◆ **Brief**: Write out the material exactly, without any of its pictures.

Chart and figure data
......
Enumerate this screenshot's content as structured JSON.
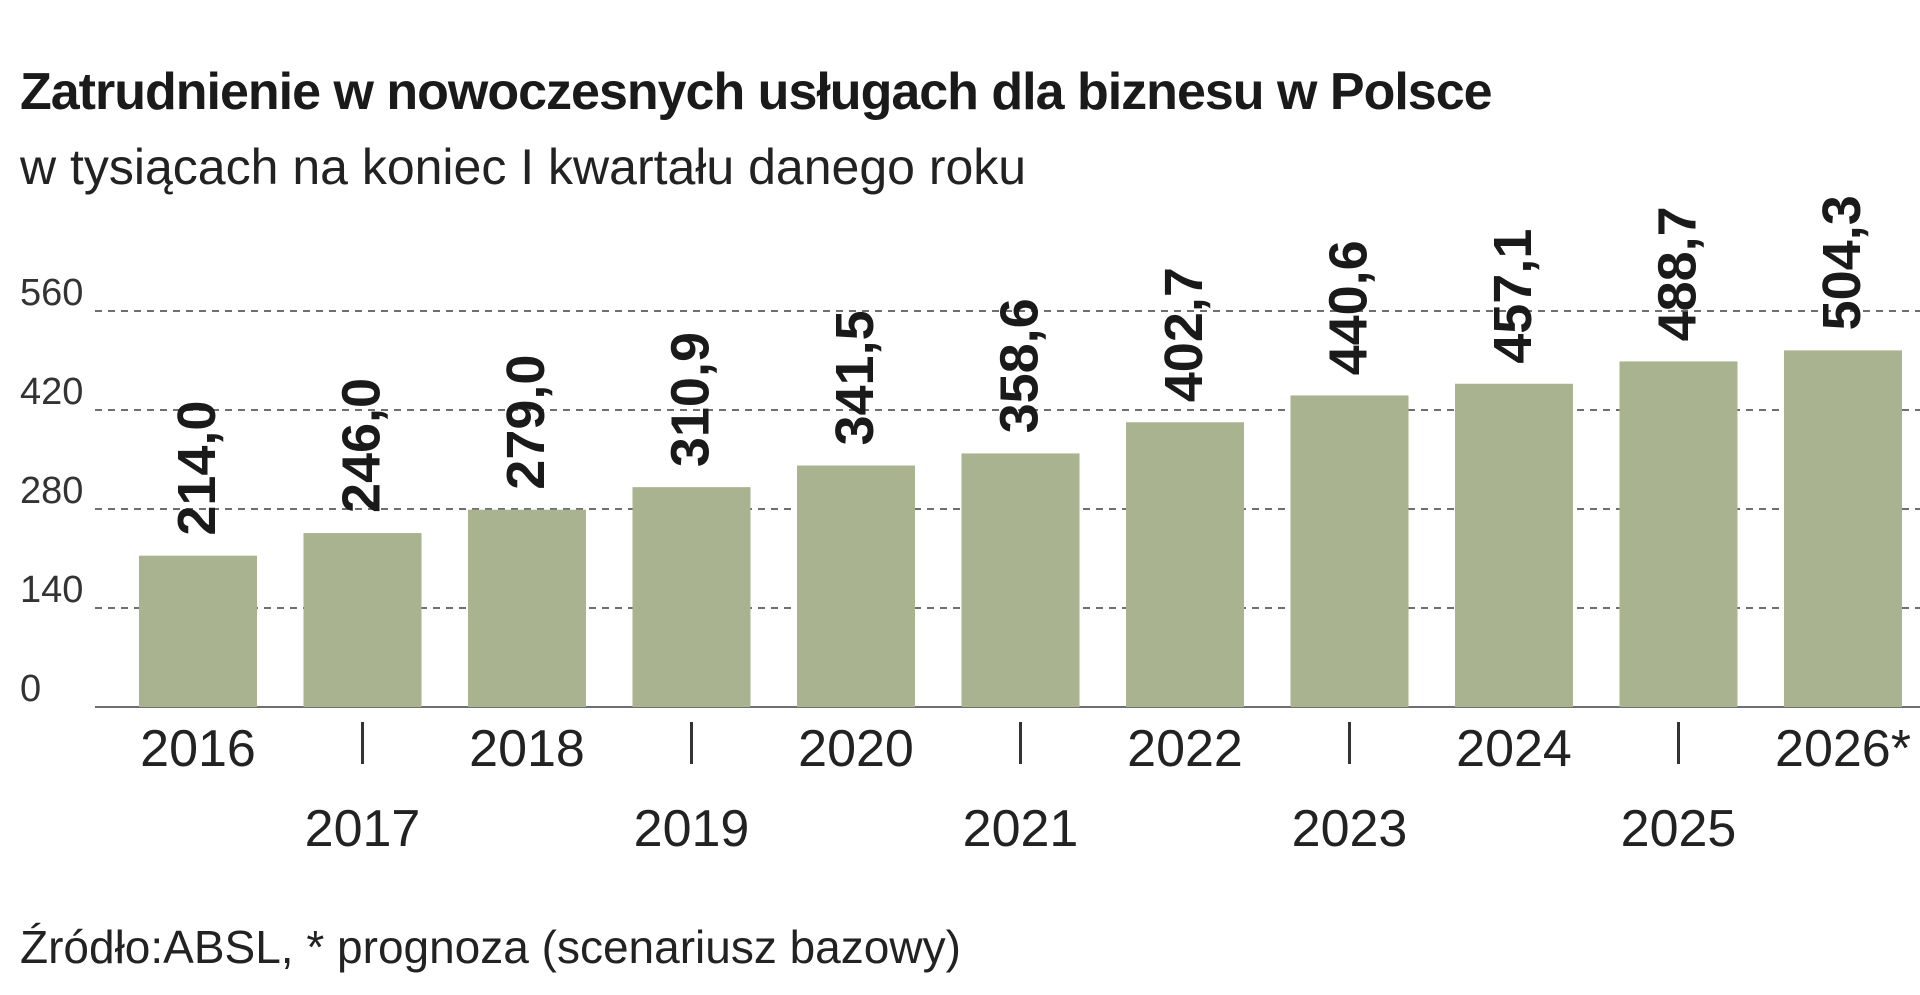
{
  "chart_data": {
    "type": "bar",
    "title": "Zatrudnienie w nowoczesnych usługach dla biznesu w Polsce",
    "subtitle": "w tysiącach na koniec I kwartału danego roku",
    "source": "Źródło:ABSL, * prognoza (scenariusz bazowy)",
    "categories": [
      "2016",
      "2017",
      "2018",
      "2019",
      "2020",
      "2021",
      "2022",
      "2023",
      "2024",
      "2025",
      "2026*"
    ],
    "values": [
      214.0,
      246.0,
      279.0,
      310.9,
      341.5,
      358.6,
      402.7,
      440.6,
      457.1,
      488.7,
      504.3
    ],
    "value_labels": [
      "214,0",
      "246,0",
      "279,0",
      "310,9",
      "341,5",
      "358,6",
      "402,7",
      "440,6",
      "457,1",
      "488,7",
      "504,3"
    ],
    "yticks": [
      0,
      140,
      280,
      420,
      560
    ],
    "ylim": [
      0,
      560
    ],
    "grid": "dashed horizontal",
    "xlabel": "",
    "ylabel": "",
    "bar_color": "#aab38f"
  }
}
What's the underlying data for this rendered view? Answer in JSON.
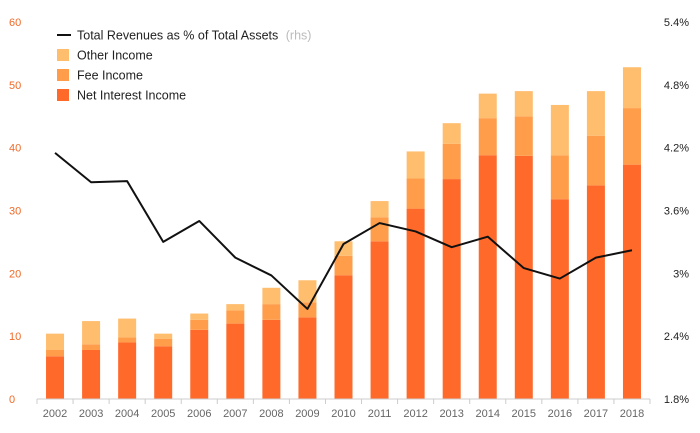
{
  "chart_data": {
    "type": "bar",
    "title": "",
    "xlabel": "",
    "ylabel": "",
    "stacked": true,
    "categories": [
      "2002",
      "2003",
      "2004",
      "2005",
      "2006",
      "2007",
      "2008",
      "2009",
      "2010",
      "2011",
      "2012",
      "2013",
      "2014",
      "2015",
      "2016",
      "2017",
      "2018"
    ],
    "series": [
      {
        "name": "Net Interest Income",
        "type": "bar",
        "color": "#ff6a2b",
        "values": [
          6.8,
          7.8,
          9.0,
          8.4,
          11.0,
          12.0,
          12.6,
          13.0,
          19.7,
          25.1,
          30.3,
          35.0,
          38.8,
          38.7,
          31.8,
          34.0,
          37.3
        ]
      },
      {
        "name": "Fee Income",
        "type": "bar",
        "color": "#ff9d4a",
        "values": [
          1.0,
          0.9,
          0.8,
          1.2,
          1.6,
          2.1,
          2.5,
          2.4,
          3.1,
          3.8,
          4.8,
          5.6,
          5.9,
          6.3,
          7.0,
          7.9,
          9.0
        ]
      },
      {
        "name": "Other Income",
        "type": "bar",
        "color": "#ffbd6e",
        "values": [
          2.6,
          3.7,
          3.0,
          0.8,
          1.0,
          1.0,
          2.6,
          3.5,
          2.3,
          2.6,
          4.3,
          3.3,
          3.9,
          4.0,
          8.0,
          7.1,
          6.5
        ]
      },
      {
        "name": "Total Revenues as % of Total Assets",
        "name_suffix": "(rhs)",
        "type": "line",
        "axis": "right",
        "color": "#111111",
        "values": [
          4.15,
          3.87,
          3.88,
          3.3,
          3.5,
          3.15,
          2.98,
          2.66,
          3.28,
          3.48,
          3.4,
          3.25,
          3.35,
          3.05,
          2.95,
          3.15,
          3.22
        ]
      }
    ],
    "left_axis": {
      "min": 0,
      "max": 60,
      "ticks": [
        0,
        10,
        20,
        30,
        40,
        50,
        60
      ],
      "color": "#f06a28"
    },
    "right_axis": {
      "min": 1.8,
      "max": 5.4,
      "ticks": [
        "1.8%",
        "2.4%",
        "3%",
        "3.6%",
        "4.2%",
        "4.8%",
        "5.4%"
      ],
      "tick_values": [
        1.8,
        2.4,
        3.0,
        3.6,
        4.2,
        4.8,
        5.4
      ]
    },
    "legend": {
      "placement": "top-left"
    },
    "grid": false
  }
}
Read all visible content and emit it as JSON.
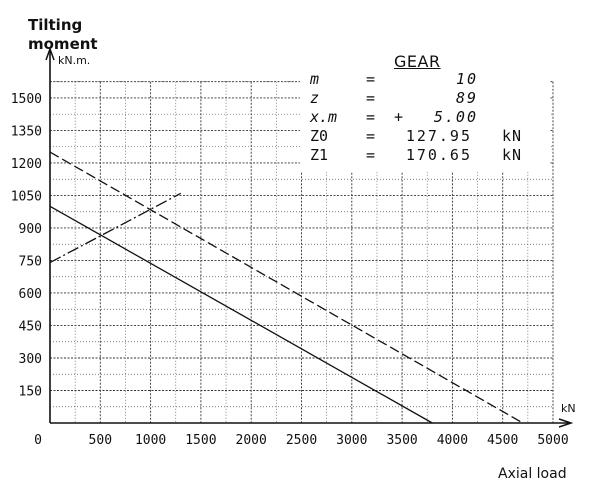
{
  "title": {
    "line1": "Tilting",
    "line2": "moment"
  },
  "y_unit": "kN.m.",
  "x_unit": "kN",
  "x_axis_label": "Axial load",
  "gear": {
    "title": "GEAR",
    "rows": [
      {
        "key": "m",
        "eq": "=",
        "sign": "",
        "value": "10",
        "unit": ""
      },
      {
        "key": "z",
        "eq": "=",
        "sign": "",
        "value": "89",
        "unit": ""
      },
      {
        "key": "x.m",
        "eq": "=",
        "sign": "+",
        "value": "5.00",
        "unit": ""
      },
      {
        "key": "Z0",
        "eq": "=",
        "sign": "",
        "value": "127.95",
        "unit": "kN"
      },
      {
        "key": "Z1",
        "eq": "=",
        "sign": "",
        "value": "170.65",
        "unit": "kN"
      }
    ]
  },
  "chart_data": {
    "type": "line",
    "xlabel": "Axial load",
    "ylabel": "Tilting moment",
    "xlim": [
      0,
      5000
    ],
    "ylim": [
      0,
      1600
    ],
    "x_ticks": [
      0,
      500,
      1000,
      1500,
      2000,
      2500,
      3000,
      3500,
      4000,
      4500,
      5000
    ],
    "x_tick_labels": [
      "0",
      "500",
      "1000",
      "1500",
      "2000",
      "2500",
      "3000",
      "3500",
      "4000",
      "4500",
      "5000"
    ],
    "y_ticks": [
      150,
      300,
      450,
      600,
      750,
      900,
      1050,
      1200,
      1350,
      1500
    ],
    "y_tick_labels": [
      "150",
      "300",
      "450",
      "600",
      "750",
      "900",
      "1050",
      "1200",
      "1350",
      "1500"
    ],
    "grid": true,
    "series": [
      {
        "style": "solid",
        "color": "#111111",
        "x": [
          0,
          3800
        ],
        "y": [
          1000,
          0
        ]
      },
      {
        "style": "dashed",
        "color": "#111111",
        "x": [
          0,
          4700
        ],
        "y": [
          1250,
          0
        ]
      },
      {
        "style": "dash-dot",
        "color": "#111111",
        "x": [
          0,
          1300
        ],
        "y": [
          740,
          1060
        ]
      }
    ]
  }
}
......
◆ **Solution for this problem**:
Enumerate this screenshot's content as structured JSON.
{
  "chart_data": {
    "type": "bar",
    "title": "Zatrudnienie w nowoczesnych usługach dla biznesu w Polsce",
    "subtitle": "w tysiącach na koniec I kwartału danego roku",
    "source": "Źródło:ABSL, * prognoza (scenariusz bazowy)",
    "categories": [
      "2016",
      "2017",
      "2018",
      "2019",
      "2020",
      "2021",
      "2022",
      "2023",
      "2024",
      "2025",
      "2026*"
    ],
    "values": [
      214.0,
      246.0,
      279.0,
      310.9,
      341.5,
      358.6,
      402.7,
      440.6,
      457.1,
      488.7,
      504.3
    ],
    "value_labels": [
      "214,0",
      "246,0",
      "279,0",
      "310,9",
      "341,5",
      "358,6",
      "402,7",
      "440,6",
      "457,1",
      "488,7",
      "504,3"
    ],
    "yticks": [
      0,
      140,
      280,
      420,
      560
    ],
    "ylim": [
      0,
      560
    ],
    "grid": "dashed horizontal",
    "xlabel": "",
    "ylabel": "",
    "bar_color": "#aab38f"
  }
}
What's the underlying data for this rendered view? Answer in JSON.
{
  "chart_data": {
    "type": "bar",
    "title": "",
    "xlabel": "",
    "ylabel": "",
    "stacked": true,
    "categories": [
      "2002",
      "2003",
      "2004",
      "2005",
      "2006",
      "2007",
      "2008",
      "2009",
      "2010",
      "2011",
      "2012",
      "2013",
      "2014",
      "2015",
      "2016",
      "2017",
      "2018"
    ],
    "series": [
      {
        "name": "Net Interest Income",
        "type": "bar",
        "color": "#ff6a2b",
        "values": [
          6.8,
          7.8,
          9.0,
          8.4,
          11.0,
          12.0,
          12.6,
          13.0,
          19.7,
          25.1,
          30.3,
          35.0,
          38.8,
          38.7,
          31.8,
          34.0,
          37.3
        ]
      },
      {
        "name": "Fee Income",
        "type": "bar",
        "color": "#ff9d4a",
        "values": [
          1.0,
          0.9,
          0.8,
          1.2,
          1.6,
          2.1,
          2.5,
          2.4,
          3.1,
          3.8,
          4.8,
          5.6,
          5.9,
          6.3,
          7.0,
          7.9,
          9.0
        ]
      },
      {
        "name": "Other Income",
        "type": "bar",
        "color": "#ffbd6e",
        "values": [
          2.6,
          3.7,
          3.0,
          0.8,
          1.0,
          1.0,
          2.6,
          3.5,
          2.3,
          2.6,
          4.3,
          3.3,
          3.9,
          4.0,
          8.0,
          7.1,
          6.5
        ]
      },
      {
        "name": "Total Revenues as % of Total Assets",
        "name_suffix": "(rhs)",
        "type": "line",
        "axis": "right",
        "color": "#111111",
        "values": [
          4.15,
          3.87,
          3.88,
          3.3,
          3.5,
          3.15,
          2.98,
          2.66,
          3.28,
          3.48,
          3.4,
          3.25,
          3.35,
          3.05,
          2.95,
          3.15,
          3.22
        ]
      }
    ],
    "left_axis": {
      "min": 0,
      "max": 60,
      "ticks": [
        0,
        10,
        20,
        30,
        40,
        50,
        60
      ],
      "color": "#f06a28"
    },
    "right_axis": {
      "min": 1.8,
      "max": 5.4,
      "ticks": [
        "1.8%",
        "2.4%",
        "3%",
        "3.6%",
        "4.2%",
        "4.8%",
        "5.4%"
      ],
      "tick_values": [
        1.8,
        2.4,
        3.0,
        3.6,
        4.2,
        4.8,
        5.4
      ]
    },
    "legend": {
      "placement": "top-left"
    },
    "grid": false
  }
}
Read all visible content and emit it as JSON.
{
  "title": {
    "line1": "Tilting",
    "line2": "moment"
  },
  "y_unit": "kN.m.",
  "x_unit": "kN",
  "x_axis_label": "Axial load",
  "gear": {
    "title": "GEAR",
    "rows": [
      {
        "key": "m",
        "eq": "=",
        "sign": "",
        "value": "10",
        "unit": ""
      },
      {
        "key": "z",
        "eq": "=",
        "sign": "",
        "value": "89",
        "unit": ""
      },
      {
        "key": "x.m",
        "eq": "=",
        "sign": "+",
        "value": "5.00",
        "unit": ""
      },
      {
        "key": "Z0",
        "eq": "=",
        "sign": "",
        "value": "127.95",
        "unit": "kN"
      },
      {
        "key": "Z1",
        "eq": "=",
        "sign": "",
        "value": "170.65",
        "unit": "kN"
      }
    ]
  },
  "chart_data": {
    "type": "line",
    "xlabel": "Axial load",
    "ylabel": "Tilting moment",
    "xlim": [
      0,
      5000
    ],
    "ylim": [
      0,
      1600
    ],
    "x_ticks": [
      0,
      500,
      1000,
      1500,
      2000,
      2500,
      3000,
      3500,
      4000,
      4500,
      5000
    ],
    "x_tick_labels": [
      "0",
      "500",
      "1000",
      "1500",
      "2000",
      "2500",
      "3000",
      "3500",
      "4000",
      "4500",
      "5000"
    ],
    "y_ticks": [
      150,
      300,
      450,
      600,
      750,
      900,
      1050,
      1200,
      1350,
      1500
    ],
    "y_tick_labels": [
      "150",
      "300",
      "450",
      "600",
      "750",
      "900",
      "1050",
      "1200",
      "1350",
      "1500"
    ],
    "grid": true,
    "series": [
      {
        "style": "solid",
        "color": "#111111",
        "x": [
          0,
          3800
        ],
        "y": [
          1000,
          0
        ]
      },
      {
        "style": "dashed",
        "color": "#111111",
        "x": [
          0,
          4700
        ],
        "y": [
          1250,
          0
        ]
      },
      {
        "style": "dash-dot",
        "color": "#111111",
        "x": [
          0,
          1300
        ],
        "y": [
          740,
          1060
        ]
      }
    ]
  }
}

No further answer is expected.